#### Source data ####

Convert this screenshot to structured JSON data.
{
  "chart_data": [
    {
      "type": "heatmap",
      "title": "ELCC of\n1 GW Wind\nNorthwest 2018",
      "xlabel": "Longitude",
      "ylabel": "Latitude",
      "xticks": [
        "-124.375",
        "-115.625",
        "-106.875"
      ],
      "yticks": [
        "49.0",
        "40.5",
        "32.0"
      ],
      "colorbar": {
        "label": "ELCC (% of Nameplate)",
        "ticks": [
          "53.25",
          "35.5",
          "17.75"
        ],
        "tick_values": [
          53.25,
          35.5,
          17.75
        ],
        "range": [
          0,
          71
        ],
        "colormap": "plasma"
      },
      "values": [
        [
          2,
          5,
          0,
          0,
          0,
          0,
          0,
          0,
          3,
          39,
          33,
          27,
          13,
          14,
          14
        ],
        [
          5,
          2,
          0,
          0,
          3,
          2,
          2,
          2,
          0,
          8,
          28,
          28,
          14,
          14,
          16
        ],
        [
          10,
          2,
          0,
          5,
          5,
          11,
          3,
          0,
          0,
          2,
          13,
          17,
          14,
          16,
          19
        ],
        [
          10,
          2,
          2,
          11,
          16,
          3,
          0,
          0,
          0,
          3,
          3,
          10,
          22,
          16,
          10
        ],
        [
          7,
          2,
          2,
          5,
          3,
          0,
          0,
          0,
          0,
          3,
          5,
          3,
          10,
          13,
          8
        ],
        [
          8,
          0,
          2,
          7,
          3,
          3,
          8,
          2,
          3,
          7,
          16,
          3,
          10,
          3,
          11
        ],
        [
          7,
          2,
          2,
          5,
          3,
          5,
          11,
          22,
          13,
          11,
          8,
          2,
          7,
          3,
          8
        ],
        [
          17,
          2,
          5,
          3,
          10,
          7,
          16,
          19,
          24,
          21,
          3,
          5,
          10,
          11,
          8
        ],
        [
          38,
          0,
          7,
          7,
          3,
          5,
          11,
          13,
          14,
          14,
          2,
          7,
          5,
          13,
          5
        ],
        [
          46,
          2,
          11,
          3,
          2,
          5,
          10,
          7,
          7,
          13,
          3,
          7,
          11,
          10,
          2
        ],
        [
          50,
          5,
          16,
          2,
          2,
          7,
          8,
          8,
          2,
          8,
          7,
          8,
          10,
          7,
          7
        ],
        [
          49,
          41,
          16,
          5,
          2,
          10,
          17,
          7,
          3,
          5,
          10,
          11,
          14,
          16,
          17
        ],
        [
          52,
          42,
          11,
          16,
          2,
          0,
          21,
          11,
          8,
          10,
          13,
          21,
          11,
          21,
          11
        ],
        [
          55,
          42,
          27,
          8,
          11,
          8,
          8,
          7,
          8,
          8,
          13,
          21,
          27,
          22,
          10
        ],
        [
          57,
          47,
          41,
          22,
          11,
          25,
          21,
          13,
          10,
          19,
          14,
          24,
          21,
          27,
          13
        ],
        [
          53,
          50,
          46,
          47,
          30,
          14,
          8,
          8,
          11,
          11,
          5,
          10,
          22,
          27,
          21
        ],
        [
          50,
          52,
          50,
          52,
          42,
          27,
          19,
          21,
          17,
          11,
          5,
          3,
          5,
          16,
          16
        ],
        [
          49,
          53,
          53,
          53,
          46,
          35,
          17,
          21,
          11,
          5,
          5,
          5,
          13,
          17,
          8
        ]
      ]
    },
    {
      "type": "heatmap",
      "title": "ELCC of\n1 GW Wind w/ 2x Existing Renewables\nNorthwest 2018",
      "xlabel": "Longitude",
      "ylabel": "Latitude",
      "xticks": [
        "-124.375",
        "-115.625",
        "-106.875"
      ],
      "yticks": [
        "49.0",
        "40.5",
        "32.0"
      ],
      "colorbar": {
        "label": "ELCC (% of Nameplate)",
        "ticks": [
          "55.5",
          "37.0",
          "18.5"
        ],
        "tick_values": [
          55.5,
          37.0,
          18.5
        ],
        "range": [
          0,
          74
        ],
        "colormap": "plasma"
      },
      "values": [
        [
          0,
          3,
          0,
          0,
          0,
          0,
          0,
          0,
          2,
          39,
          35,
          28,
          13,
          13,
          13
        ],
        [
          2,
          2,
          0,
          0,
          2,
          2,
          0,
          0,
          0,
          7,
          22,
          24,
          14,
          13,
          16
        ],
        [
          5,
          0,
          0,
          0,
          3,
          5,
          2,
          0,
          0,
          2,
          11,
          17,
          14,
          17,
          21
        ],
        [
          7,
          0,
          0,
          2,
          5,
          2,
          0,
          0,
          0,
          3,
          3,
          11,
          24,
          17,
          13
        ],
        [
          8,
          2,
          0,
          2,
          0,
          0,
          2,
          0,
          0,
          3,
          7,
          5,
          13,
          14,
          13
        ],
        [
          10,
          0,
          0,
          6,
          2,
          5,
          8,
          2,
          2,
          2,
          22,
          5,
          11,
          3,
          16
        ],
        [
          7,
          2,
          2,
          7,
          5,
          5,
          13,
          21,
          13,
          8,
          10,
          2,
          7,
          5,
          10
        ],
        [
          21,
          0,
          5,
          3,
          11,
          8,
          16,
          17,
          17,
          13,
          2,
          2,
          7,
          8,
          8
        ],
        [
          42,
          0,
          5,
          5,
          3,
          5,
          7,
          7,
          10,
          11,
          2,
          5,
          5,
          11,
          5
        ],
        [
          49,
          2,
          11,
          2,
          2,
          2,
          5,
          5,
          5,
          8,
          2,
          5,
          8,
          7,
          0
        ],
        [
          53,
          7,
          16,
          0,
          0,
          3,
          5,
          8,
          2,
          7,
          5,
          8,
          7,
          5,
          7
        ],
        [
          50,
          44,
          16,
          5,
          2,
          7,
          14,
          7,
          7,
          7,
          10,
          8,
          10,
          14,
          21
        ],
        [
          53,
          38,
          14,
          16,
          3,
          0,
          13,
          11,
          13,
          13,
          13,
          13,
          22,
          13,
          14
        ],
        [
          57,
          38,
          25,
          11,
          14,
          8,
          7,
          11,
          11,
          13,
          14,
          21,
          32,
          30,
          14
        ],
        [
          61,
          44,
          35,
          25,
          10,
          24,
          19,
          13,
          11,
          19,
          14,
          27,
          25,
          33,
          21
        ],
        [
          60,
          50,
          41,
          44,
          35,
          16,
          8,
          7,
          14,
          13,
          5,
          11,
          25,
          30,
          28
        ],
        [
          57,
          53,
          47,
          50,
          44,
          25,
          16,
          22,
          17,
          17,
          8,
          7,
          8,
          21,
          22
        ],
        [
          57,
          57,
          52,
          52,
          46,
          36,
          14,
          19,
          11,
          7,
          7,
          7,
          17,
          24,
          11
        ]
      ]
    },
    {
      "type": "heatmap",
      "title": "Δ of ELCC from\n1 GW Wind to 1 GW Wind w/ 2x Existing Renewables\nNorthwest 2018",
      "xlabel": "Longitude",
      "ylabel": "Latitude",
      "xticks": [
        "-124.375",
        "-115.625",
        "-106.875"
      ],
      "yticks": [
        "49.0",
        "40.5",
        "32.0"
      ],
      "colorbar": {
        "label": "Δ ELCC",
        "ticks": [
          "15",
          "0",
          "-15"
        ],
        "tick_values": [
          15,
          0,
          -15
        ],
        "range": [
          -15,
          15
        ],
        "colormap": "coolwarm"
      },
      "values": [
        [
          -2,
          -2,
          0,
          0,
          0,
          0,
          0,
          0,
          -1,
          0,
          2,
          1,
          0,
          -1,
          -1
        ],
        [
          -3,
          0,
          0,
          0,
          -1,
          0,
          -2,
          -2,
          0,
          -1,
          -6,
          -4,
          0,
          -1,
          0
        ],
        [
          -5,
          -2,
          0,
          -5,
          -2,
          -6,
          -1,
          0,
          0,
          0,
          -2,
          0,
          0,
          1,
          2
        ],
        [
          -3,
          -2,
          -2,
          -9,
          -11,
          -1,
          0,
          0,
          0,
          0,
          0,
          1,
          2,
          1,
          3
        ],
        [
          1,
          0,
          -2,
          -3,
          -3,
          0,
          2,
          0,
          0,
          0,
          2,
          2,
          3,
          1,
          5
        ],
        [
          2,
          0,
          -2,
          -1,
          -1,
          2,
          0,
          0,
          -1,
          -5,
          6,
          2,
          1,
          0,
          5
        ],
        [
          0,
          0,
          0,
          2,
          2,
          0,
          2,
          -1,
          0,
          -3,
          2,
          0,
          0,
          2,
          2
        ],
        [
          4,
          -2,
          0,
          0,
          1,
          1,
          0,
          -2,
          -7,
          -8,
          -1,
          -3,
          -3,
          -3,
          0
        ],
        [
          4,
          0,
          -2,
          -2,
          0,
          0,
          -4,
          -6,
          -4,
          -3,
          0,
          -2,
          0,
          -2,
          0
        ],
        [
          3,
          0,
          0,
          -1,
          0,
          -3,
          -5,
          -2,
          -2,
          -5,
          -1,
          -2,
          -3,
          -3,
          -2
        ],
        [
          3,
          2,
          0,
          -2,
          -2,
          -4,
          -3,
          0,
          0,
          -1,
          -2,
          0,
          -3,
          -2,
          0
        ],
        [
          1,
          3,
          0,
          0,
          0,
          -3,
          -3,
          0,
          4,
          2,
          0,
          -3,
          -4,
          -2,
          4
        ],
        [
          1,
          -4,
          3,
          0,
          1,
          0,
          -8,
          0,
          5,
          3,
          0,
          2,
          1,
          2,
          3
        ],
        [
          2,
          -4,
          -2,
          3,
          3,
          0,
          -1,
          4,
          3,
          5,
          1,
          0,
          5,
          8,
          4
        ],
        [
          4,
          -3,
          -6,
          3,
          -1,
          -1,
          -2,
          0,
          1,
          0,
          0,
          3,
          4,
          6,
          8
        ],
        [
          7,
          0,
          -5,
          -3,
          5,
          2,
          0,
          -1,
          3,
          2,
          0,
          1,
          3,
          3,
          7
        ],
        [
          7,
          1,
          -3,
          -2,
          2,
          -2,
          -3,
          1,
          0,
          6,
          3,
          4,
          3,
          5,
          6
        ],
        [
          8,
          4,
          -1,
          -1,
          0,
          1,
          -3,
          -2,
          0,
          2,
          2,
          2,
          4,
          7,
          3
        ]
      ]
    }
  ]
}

####

__Direction__
Read the entries above, then pull out the lines that include "Wind".

__Reply__
      "title": "ELCC of\n1 GW Wind\nNorthwest 2018",
      "title": "ELCC of\n1 GW Wind w/ 2x Existing Renewables\nNorthwest 2018",
      "title": "Δ of ELCC from\n1 GW Wind to 1 GW Wind w/ 2x Existing Renewables\nNorthwest 2018",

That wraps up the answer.